[begin Material supplied]
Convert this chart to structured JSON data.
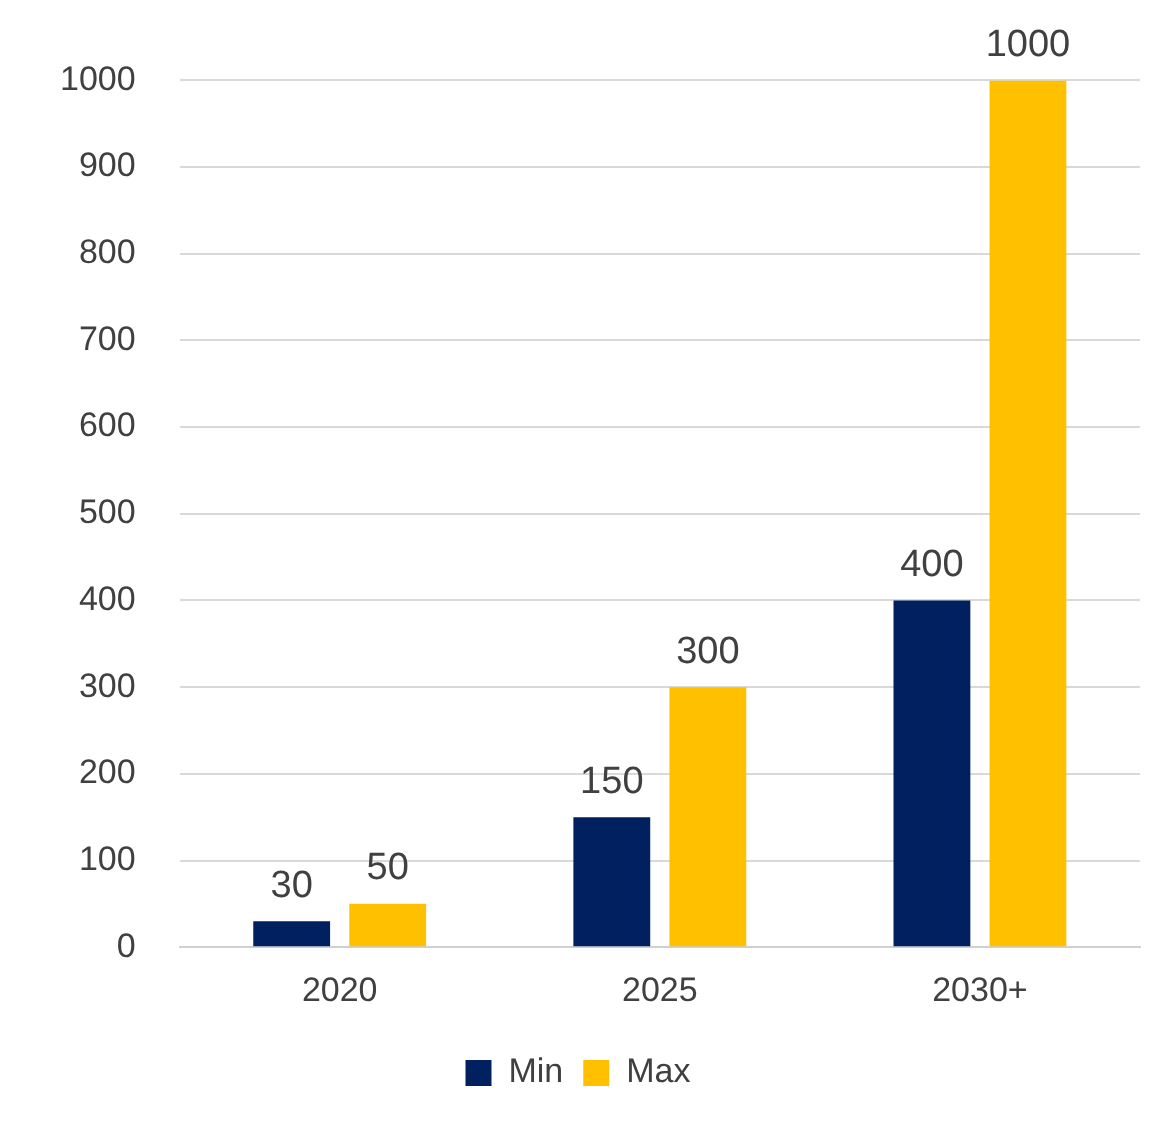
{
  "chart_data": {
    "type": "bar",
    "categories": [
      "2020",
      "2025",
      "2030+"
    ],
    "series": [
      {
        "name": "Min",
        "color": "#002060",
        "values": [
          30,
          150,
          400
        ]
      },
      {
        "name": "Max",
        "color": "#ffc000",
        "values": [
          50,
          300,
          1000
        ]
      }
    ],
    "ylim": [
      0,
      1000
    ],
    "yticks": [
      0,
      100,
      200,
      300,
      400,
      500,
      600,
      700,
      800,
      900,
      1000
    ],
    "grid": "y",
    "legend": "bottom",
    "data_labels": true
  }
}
[end Material supplied]
# Your goal
Will you set down the records word for word while leaving out every picture?

# Output
Convert this chart to structured JSON data.
{
  "chart_data": {
    "type": "bar",
    "categories": [
      "2020",
      "2025",
      "2030+"
    ],
    "series": [
      {
        "name": "Min",
        "color": "#002060",
        "values": [
          30,
          150,
          400
        ]
      },
      {
        "name": "Max",
        "color": "#ffc000",
        "values": [
          50,
          300,
          1000
        ]
      }
    ],
    "ylim": [
      0,
      1000
    ],
    "yticks": [
      0,
      100,
      200,
      300,
      400,
      500,
      600,
      700,
      800,
      900,
      1000
    ],
    "grid": "y",
    "legend": "bottom",
    "data_labels": true
  }
}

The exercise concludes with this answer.